*Exercise instructions*.
Where a line below holds the string "मदहन", copy that line.

-------------------------

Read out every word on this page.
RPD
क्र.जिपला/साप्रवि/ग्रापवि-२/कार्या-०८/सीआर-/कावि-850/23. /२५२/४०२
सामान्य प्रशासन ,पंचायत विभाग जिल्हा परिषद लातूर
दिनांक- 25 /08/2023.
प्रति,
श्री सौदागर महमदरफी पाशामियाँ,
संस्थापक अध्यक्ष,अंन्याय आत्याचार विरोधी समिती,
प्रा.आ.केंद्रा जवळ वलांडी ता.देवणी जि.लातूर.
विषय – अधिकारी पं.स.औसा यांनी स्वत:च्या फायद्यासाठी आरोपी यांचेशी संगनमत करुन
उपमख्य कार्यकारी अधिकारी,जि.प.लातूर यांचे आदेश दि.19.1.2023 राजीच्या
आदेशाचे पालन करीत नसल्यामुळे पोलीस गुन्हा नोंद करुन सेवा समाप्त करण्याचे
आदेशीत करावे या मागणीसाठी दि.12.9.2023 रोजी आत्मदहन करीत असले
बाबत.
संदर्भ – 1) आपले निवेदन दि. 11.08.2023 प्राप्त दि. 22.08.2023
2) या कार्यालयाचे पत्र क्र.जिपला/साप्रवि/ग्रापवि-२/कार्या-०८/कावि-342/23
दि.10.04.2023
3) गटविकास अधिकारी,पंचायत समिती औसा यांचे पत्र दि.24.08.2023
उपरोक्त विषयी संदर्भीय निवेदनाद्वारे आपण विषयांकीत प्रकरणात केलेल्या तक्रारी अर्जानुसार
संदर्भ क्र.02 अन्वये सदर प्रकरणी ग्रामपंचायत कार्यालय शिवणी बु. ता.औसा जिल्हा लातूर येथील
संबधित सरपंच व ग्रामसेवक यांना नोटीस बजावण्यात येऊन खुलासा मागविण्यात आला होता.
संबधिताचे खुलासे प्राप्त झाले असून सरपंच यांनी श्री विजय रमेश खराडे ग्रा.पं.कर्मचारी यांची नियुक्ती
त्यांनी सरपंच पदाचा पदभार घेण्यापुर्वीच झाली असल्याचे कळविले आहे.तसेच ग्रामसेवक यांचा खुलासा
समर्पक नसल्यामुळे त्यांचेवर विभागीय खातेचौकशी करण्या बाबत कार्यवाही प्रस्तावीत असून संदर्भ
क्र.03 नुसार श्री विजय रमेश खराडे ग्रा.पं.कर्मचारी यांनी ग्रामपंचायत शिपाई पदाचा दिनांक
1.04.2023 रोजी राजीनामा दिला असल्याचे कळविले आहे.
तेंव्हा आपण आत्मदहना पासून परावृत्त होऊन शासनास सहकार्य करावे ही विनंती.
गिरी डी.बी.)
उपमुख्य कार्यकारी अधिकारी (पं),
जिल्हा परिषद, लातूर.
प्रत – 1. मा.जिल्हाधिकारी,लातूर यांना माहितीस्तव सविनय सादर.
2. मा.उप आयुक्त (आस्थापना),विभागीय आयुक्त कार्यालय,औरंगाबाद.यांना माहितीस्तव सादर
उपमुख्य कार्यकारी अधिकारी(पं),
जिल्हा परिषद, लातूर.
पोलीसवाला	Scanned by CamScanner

-------------------------

*Written solution*.
आदेशीत करावे या मागणीसाठी दि.12.9.2023 रोजी आत्मदहन करीत असले
तेंव्हा आपण आत्मदहना पासून परावृत्त होऊन शासनास सहकार्य करावे ही विनंती.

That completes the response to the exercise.